### Given data ###
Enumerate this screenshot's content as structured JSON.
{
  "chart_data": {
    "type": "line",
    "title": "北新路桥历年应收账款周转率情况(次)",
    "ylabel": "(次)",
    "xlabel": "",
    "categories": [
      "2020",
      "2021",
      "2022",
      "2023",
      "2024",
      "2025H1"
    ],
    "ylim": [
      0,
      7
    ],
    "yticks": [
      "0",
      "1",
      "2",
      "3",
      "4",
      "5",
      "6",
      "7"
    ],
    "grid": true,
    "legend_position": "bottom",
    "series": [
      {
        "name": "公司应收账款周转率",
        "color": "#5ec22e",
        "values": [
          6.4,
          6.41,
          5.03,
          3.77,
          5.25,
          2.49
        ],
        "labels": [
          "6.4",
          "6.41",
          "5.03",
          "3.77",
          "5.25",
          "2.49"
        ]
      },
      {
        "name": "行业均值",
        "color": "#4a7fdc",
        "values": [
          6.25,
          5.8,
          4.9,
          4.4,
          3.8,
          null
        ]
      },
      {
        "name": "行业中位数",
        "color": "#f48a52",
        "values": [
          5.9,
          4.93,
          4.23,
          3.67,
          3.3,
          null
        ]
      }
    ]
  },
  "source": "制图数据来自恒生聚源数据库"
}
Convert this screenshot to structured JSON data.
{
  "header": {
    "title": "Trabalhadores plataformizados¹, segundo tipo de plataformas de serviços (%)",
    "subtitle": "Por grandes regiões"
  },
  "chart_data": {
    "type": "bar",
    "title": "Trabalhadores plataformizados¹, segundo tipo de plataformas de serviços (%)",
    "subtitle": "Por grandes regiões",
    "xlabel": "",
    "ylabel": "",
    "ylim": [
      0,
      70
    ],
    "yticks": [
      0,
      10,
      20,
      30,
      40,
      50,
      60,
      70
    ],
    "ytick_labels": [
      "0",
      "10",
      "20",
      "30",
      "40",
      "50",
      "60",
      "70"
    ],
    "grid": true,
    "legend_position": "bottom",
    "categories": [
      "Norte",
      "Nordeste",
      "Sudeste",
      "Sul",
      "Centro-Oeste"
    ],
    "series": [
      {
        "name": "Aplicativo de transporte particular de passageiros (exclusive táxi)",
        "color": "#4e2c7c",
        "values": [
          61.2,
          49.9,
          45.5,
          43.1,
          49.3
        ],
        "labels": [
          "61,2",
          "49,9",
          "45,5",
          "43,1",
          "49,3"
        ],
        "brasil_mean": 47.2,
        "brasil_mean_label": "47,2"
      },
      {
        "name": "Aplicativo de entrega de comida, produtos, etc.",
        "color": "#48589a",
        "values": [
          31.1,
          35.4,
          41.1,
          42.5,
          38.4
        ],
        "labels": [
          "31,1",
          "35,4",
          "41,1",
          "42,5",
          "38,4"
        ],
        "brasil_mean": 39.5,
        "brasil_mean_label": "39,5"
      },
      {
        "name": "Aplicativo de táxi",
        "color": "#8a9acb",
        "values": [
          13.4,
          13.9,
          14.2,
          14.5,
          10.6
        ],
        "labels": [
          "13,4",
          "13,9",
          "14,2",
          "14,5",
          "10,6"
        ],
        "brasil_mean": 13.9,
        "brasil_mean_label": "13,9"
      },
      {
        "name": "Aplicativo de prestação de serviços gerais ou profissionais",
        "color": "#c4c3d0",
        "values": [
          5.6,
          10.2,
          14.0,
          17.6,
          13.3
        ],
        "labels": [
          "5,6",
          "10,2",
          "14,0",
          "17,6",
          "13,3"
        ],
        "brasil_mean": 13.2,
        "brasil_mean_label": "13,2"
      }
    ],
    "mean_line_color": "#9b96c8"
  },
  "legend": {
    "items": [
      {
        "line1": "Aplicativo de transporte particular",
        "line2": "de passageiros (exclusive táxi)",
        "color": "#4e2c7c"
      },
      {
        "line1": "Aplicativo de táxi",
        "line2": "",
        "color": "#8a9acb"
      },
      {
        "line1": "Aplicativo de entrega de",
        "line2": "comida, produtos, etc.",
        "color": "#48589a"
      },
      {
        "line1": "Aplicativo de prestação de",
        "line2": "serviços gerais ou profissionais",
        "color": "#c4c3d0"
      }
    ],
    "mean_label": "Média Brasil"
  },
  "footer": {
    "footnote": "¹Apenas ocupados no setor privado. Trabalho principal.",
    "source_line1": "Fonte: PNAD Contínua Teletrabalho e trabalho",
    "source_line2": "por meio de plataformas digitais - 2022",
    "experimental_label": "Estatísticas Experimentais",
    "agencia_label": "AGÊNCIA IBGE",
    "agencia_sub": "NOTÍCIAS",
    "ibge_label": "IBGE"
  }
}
###
(Task brief) Search the entries for the word "gerais", then list each line that holds it.

(Solved exercise)
        "name": "Aplicativo de prestação de serviços gerais ou profissionais",
        "line2": "serviços gerais ou profissionais",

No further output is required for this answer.